-- start of Data for this task --
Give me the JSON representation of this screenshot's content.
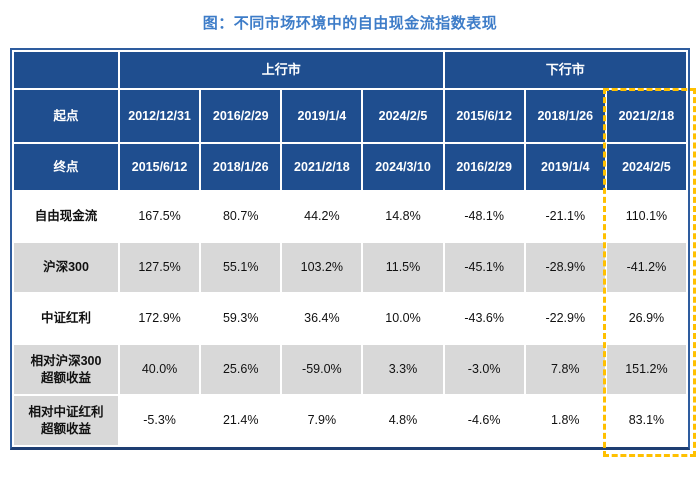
{
  "title": "图：不同市场环境中的自由现金流指数表现",
  "colors": {
    "title_text": "#3d7cc8",
    "header_bg": "#1f4e8f",
    "header_text": "#ffffff",
    "alt_row_bg": "#d8d8d8",
    "outer_border": "#2e5c9e",
    "highlight_dashed_border": "#ffc000"
  },
  "chart_data": {
    "type": "table",
    "title": "图：不同市场环境中的自由现金流指数表现",
    "column_groups": [
      {
        "label": "上行市",
        "span": 4
      },
      {
        "label": "下行市",
        "span": 3
      }
    ],
    "header_rows": [
      {
        "label": "起点",
        "values": [
          "2012/12/31",
          "2016/2/29",
          "2019/1/4",
          "2024/2/5",
          "2015/6/12",
          "2018/1/26",
          "2021/2/18"
        ]
      },
      {
        "label": "终点",
        "values": [
          "2015/6/12",
          "2018/1/26",
          "2021/2/18",
          "2024/3/10",
          "2016/2/29",
          "2019/1/4",
          "2024/2/5"
        ]
      }
    ],
    "rows": [
      {
        "label": "自由现金流",
        "label2": "",
        "values": [
          "167.5%",
          "80.7%",
          "44.2%",
          "14.8%",
          "-48.1%",
          "-21.1%",
          "110.1%"
        ]
      },
      {
        "label": "沪深300",
        "label2": "",
        "values": [
          "127.5%",
          "55.1%",
          "103.2%",
          "11.5%",
          "-45.1%",
          "-28.9%",
          "-41.2%"
        ]
      },
      {
        "label": "中证红利",
        "label2": "",
        "values": [
          "172.9%",
          "59.3%",
          "36.4%",
          "10.0%",
          "-43.6%",
          "-22.9%",
          "26.9%"
        ]
      },
      {
        "label": "相对沪深300",
        "label2": "超额收益",
        "values": [
          "40.0%",
          "25.6%",
          "-59.0%",
          "3.3%",
          "-3.0%",
          "7.8%",
          "151.2%"
        ]
      },
      {
        "label": "相对中证红利",
        "label2": "超额收益",
        "values": [
          "-5.3%",
          "21.4%",
          "7.9%",
          "4.8%",
          "-4.6%",
          "1.8%",
          "83.1%"
        ]
      }
    ],
    "highlight": {
      "column_index": 6,
      "start_date": "2021/2/18",
      "end_date": "2024/2/5"
    }
  }
}
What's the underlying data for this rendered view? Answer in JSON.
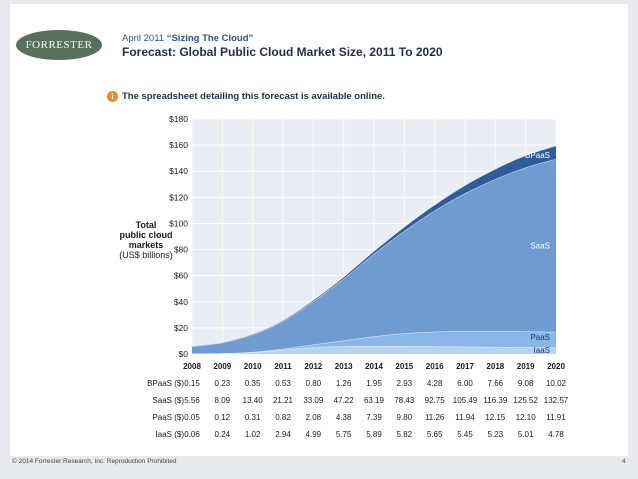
{
  "header": {
    "logo_text": "FORRESTER",
    "date": "April 2011",
    "report_title": "“Sizing The Cloud”",
    "title": "Forecast: Global Public Cloud Market Size, 2011 To 2020"
  },
  "note": {
    "icon": "info-icon",
    "text": "The spreadsheet detailing this forecast is available online."
  },
  "footer": {
    "copyright": "© 2014 Forrester Research, Inc. Reproduction Prohibited",
    "page": "4"
  },
  "colors": {
    "BPaaS": "#2f5c9a",
    "SaaS": "#6f9bd0",
    "PaaS": "#8ab6e6",
    "IaaS": "#b6d3f2"
  },
  "chart_data": {
    "type": "area",
    "title": "Forecast: Global Public Cloud Market Size, 2011 To 2020",
    "ylabel": [
      "Total",
      "public cloud",
      "markets"
    ],
    "ylabel_unit": "(US$ billions)",
    "ylim": [
      0,
      180
    ],
    "yticks": [
      "$0",
      "$20",
      "$40",
      "$60",
      "$80",
      "$100",
      "$120",
      "$140",
      "$160",
      "$180"
    ],
    "ytick_values": [
      0,
      20,
      40,
      60,
      80,
      100,
      120,
      140,
      160,
      180
    ],
    "categories": [
      "2008",
      "2009",
      "2010",
      "2011",
      "2012",
      "2013",
      "2014",
      "2015",
      "2016",
      "2017",
      "2018",
      "2019",
      "2020"
    ],
    "series": [
      {
        "name": "IaaS",
        "row_label": "IaaS ($)",
        "values": [
          0.06,
          0.24,
          1.02,
          2.94,
          4.99,
          5.75,
          5.89,
          5.82,
          5.65,
          5.45,
          5.23,
          5.01,
          4.78
        ]
      },
      {
        "name": "PaaS",
        "row_label": "PaaS ($)",
        "values": [
          0.05,
          0.12,
          0.31,
          0.82,
          2.08,
          4.38,
          7.39,
          9.8,
          11.26,
          11.94,
          12.15,
          12.1,
          11.91
        ]
      },
      {
        "name": "SaaS",
        "row_label": "SaaS ($)",
        "values": [
          5.56,
          8.09,
          13.4,
          21.21,
          33.09,
          47.22,
          63.19,
          78.43,
          92.75,
          105.49,
          116.39,
          125.52,
          132.57
        ]
      },
      {
        "name": "BPaaS",
        "row_label": "BPaaS ($)",
        "values": [
          0.15,
          0.23,
          0.35,
          0.53,
          0.8,
          1.26,
          1.95,
          2.93,
          4.28,
          6.0,
          7.66,
          9.08,
          10.02
        ]
      }
    ],
    "table_rows": [
      {
        "label": "BPaaS ($)",
        "values": [
          "0.15",
          "0.23",
          "0.35",
          "0.53",
          "0.80",
          "1.26",
          "1.95",
          "2.93",
          "4.28",
          "6.00",
          "7.66",
          "9.08",
          "10.02"
        ]
      },
      {
        "label": "SaaS ($)",
        "values": [
          "5.56",
          "8.09",
          "13.40",
          "21.21",
          "33.09",
          "47.22",
          "63.19",
          "78.43",
          "92.75",
          "105.49",
          "116.39",
          "125.52",
          "132.57"
        ]
      },
      {
        "label": "PaaS ($)",
        "values": [
          "0.05",
          "0.12",
          "0.31",
          "0.82",
          "2.08",
          "4.38",
          "7.39",
          "9.80",
          "11.26",
          "11.94",
          "12.15",
          "12.10",
          "11.91"
        ]
      },
      {
        "label": "IaaS ($)",
        "values": [
          "0.06",
          "0.24",
          "1.02",
          "2.94",
          "4.99",
          "5.75",
          "5.89",
          "5.82",
          "5.65",
          "5.45",
          "5.23",
          "5.01",
          "4.78"
        ]
      }
    ]
  }
}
-- end of Data for this task --
▶ Exercise aim:
Each line with the string "Global" in it needs to be found and copied.

▶ The answer:
    "title": "Forecast: Global Public Cloud Market Size, 2011 To 2020"
    "title": "Forecast: Global Public Cloud Market Size, 2011 To 2020",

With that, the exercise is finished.